_Task to complete_: Search the records below for the word "Warszawie" and show every line where it occurs.

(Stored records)
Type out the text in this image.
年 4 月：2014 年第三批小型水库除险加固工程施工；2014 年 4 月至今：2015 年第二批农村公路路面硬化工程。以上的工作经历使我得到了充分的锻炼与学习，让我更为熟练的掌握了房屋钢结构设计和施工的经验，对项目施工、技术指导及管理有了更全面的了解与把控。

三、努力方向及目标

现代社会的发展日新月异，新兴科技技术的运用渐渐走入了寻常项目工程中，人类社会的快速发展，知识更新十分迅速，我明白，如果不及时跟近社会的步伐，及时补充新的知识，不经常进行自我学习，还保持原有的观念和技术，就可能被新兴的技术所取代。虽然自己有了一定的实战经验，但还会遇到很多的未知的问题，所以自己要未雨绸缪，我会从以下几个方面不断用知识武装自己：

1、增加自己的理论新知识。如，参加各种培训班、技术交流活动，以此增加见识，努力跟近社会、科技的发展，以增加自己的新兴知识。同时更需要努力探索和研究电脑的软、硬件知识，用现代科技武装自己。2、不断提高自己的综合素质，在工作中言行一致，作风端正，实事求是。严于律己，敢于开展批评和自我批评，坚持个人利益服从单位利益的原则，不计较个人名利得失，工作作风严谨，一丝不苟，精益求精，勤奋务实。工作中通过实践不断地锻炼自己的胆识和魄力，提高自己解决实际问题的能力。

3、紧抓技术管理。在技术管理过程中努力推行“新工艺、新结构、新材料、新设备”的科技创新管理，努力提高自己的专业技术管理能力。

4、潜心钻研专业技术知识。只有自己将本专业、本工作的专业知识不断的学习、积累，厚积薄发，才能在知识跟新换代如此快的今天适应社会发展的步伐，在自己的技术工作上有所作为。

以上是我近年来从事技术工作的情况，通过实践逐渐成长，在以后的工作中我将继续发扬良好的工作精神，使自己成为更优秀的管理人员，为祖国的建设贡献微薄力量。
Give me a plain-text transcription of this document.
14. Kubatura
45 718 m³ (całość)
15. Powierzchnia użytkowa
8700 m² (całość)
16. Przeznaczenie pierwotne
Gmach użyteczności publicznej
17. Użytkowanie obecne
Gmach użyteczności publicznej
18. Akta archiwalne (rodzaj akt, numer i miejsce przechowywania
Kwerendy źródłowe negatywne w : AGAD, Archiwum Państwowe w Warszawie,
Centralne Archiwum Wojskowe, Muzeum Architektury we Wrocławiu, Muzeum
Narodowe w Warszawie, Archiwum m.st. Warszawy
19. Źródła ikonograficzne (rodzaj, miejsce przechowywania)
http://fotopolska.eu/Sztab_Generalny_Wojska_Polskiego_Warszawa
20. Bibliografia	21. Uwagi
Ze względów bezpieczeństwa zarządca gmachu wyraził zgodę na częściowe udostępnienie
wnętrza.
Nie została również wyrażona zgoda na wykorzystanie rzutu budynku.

_Answer to this task_:
Kwerendy źródłowe negatywne w : AGAD, Archiwum Państwowe w Warszawie,
Narodowe w Warszawie, Archiwum m.st. Warszawy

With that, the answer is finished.